From the records below, pull each line that has "image".

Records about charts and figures
··········

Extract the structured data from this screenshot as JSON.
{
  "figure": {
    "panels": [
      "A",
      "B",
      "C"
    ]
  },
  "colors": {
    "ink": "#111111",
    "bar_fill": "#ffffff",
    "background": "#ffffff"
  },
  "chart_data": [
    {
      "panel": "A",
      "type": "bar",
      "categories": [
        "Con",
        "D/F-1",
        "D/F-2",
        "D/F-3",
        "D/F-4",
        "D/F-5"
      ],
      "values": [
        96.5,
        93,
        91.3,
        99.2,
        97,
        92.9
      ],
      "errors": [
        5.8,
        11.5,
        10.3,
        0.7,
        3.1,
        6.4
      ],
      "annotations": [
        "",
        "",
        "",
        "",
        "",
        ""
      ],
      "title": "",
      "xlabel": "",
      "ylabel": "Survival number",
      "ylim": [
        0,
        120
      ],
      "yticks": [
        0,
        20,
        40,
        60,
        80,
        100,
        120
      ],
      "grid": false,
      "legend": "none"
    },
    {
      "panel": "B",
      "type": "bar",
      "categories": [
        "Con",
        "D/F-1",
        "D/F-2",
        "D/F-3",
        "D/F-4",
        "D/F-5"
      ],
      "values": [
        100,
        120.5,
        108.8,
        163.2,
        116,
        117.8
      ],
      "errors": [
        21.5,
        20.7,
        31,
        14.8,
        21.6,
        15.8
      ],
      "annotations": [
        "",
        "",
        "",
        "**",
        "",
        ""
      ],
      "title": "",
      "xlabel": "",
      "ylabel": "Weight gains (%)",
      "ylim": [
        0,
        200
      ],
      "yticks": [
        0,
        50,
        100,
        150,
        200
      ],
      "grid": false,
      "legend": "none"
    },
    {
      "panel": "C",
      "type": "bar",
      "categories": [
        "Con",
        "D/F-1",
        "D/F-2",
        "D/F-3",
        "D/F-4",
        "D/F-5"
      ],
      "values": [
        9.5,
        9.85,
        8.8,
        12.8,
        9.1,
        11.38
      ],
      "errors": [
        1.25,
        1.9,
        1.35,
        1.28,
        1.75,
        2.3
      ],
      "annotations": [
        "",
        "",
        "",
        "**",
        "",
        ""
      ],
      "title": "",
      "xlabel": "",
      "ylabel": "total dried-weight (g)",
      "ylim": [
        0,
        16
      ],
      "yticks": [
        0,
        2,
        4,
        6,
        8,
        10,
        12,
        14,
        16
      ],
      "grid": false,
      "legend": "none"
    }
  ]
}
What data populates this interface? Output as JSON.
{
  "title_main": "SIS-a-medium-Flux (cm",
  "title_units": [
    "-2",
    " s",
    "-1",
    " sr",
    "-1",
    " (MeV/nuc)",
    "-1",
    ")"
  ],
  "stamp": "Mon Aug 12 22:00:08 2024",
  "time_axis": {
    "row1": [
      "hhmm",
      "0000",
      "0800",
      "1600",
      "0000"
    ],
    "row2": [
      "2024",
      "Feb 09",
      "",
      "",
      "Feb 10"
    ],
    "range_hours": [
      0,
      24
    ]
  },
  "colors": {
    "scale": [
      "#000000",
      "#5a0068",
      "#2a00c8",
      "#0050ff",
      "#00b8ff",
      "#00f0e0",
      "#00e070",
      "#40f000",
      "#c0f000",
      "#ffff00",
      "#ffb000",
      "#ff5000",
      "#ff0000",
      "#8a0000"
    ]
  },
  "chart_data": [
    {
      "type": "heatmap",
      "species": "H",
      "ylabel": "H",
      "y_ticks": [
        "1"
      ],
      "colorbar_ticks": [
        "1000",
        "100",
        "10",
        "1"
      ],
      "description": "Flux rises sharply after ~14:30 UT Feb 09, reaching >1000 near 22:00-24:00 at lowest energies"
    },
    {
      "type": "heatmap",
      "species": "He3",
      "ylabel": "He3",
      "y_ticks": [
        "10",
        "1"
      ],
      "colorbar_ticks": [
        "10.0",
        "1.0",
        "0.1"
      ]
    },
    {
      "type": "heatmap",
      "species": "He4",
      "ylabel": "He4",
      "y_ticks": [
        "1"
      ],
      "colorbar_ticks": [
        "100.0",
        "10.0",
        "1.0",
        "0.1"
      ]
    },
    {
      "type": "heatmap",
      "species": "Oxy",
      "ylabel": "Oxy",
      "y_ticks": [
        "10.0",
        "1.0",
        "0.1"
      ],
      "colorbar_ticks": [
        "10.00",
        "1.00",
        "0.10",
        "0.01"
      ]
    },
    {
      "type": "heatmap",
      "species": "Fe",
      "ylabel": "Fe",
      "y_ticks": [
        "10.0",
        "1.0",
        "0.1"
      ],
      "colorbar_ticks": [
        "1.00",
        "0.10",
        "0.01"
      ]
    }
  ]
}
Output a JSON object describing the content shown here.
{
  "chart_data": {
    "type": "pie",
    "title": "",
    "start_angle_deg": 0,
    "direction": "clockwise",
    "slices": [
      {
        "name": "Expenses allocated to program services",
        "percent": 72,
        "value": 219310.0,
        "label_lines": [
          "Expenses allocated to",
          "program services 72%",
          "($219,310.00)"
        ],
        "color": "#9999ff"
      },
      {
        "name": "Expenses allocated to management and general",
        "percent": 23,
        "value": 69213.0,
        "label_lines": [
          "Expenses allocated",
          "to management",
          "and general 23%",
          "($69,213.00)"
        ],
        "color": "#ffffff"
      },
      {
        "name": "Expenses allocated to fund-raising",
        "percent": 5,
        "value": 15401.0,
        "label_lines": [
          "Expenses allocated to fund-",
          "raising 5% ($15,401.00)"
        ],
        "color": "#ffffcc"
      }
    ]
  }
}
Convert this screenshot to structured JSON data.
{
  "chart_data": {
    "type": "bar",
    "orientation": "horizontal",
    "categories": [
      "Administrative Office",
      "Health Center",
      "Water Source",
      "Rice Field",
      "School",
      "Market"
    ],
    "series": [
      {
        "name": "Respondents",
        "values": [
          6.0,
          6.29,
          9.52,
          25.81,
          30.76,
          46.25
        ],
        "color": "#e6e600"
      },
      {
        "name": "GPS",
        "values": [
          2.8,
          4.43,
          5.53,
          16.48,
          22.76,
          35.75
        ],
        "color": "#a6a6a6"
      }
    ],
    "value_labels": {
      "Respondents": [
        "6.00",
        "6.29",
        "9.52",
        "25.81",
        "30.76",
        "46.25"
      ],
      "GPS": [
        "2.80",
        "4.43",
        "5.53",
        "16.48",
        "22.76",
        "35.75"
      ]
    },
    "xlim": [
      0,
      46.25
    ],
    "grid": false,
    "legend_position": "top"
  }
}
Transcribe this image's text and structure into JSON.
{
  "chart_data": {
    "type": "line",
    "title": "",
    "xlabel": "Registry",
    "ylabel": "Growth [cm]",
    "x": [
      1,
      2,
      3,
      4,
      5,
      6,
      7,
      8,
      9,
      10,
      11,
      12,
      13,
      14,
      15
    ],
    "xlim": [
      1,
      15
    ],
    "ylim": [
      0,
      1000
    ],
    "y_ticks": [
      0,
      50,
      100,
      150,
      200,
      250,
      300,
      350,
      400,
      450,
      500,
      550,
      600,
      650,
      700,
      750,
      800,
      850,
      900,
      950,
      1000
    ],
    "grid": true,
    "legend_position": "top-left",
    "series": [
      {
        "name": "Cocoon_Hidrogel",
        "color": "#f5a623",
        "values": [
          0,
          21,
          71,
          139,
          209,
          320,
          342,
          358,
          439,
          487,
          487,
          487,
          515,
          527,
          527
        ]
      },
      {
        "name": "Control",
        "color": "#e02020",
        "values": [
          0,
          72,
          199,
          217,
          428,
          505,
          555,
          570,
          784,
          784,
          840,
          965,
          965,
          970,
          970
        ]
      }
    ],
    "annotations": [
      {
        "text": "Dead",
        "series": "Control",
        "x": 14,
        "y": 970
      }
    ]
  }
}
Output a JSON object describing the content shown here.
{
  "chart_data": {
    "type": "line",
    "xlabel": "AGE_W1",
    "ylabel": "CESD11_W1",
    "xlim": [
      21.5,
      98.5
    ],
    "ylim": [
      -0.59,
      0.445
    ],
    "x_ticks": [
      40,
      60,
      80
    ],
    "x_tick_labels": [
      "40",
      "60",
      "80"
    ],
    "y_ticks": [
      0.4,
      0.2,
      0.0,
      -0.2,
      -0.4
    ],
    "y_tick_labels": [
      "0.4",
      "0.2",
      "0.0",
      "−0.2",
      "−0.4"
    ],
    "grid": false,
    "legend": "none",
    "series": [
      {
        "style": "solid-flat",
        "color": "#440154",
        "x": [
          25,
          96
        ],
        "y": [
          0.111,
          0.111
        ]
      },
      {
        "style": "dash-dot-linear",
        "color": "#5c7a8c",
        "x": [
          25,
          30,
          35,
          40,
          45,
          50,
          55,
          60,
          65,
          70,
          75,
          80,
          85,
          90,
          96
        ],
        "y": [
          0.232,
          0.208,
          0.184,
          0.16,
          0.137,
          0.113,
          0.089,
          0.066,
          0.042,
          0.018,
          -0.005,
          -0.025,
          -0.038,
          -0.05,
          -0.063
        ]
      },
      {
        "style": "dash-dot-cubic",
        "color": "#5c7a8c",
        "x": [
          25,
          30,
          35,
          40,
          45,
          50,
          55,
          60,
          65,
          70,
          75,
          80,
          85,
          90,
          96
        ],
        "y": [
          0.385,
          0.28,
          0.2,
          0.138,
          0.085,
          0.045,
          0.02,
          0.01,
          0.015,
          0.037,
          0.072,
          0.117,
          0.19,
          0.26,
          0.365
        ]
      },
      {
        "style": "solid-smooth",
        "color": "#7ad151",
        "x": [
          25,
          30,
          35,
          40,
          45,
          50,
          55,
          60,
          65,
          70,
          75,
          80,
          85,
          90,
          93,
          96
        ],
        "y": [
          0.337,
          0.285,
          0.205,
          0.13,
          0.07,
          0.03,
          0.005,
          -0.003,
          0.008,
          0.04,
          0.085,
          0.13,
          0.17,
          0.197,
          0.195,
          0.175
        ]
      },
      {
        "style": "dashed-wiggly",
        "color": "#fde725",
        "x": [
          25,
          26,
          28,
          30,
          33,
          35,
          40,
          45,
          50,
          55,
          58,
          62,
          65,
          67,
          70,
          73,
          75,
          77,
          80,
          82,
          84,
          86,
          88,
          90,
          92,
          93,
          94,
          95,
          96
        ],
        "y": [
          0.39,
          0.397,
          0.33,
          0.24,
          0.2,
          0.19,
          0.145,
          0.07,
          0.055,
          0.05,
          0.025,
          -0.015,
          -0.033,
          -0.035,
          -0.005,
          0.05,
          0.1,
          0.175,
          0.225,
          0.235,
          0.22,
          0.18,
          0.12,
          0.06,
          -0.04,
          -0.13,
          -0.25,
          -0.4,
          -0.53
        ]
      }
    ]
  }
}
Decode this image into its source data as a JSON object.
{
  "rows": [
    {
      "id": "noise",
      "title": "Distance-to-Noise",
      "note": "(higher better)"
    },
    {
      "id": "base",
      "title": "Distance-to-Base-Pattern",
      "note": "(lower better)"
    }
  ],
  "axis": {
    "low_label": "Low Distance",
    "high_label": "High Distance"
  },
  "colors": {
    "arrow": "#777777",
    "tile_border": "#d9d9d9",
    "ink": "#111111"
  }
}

··········

Solution:
Transcribe this image's text and structure into JSON.
Decode this image into its source data as a JSON object.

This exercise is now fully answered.